[LISTED ENTRIES]:
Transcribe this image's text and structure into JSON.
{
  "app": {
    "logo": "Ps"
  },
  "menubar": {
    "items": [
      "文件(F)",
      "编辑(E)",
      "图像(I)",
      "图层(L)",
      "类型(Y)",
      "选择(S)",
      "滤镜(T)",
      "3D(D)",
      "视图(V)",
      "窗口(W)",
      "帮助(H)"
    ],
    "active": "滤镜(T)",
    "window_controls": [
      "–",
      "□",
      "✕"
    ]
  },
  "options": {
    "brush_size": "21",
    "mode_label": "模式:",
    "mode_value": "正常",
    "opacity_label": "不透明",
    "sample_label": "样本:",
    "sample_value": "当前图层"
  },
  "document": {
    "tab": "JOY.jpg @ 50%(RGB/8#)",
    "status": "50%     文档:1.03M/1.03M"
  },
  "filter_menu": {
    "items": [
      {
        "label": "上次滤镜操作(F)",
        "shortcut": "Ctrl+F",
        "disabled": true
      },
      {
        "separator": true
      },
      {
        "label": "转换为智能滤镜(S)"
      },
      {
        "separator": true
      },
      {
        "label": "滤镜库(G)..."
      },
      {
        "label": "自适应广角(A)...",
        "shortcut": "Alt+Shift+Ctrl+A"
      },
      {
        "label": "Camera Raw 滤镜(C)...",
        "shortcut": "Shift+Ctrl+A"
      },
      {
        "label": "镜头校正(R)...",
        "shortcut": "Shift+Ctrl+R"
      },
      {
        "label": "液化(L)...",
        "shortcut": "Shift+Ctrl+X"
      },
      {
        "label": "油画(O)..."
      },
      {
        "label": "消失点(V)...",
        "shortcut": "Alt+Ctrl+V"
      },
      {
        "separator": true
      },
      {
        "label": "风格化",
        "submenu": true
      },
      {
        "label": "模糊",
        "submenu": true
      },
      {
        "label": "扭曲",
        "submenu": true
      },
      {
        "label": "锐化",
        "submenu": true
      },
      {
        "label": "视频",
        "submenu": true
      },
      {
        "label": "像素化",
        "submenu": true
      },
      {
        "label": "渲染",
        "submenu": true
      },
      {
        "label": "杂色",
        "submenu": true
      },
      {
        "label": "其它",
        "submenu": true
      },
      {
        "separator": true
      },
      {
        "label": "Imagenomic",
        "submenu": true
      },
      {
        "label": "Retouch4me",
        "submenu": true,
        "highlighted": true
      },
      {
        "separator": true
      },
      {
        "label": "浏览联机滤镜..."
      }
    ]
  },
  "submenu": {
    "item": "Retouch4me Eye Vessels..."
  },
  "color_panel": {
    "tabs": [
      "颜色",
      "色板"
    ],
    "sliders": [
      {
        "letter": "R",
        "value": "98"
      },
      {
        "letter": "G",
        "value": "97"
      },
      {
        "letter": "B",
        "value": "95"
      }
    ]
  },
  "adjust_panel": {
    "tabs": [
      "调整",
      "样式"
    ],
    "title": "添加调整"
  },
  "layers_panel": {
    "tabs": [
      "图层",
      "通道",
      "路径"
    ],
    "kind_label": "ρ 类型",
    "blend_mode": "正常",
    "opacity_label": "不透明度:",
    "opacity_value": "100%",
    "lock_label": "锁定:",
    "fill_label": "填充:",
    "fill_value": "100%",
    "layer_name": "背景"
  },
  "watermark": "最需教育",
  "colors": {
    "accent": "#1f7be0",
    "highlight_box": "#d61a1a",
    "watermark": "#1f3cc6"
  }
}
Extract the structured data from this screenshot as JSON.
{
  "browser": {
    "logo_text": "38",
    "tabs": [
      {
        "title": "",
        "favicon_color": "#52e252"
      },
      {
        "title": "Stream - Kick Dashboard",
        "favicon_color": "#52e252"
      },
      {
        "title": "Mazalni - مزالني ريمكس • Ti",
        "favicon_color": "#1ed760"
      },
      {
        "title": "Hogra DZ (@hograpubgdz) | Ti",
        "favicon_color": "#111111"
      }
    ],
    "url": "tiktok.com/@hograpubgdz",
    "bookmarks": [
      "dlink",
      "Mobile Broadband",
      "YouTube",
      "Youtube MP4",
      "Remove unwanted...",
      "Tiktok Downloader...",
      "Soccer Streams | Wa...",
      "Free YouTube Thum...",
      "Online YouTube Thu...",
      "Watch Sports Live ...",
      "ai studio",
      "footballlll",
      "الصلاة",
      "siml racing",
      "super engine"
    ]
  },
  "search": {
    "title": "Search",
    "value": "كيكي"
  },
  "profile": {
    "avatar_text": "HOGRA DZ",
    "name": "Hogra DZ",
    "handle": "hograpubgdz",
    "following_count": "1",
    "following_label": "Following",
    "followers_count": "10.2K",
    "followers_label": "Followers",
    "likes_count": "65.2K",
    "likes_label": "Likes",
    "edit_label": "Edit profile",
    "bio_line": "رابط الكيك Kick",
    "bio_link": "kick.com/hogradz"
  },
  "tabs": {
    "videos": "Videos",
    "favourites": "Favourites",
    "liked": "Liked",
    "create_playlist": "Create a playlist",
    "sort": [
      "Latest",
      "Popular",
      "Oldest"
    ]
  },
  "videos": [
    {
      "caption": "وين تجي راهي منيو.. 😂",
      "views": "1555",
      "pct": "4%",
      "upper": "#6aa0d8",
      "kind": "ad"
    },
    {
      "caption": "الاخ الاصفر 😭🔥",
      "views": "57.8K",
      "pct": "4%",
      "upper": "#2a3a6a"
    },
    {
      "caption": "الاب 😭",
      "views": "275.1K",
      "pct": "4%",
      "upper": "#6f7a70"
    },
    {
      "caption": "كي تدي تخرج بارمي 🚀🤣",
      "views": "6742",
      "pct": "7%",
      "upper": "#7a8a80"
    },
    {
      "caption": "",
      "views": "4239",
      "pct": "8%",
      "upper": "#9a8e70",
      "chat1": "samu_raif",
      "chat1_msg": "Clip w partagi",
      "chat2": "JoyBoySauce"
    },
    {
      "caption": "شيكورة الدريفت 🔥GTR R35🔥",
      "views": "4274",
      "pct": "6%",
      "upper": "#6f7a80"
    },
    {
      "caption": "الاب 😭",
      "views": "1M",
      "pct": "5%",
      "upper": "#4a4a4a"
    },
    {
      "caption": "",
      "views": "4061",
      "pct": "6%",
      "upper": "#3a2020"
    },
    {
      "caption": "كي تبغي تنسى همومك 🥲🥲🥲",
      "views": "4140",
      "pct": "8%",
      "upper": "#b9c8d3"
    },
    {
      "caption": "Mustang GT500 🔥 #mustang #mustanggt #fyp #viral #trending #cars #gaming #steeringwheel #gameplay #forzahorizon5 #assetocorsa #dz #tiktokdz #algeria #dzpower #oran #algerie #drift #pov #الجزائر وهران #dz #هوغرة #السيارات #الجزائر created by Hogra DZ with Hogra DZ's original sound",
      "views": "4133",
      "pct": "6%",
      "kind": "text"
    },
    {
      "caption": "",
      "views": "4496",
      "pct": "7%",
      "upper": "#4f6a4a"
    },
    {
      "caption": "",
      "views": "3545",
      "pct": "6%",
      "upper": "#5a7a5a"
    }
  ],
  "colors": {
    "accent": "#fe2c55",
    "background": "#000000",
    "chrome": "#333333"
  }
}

[WHAT YOU ARE ASKED TO DO]:
In the entries above, work out how many lines contain the string "hograpubgdz", and give only that number.

[SOLVED PROBLEM]:
3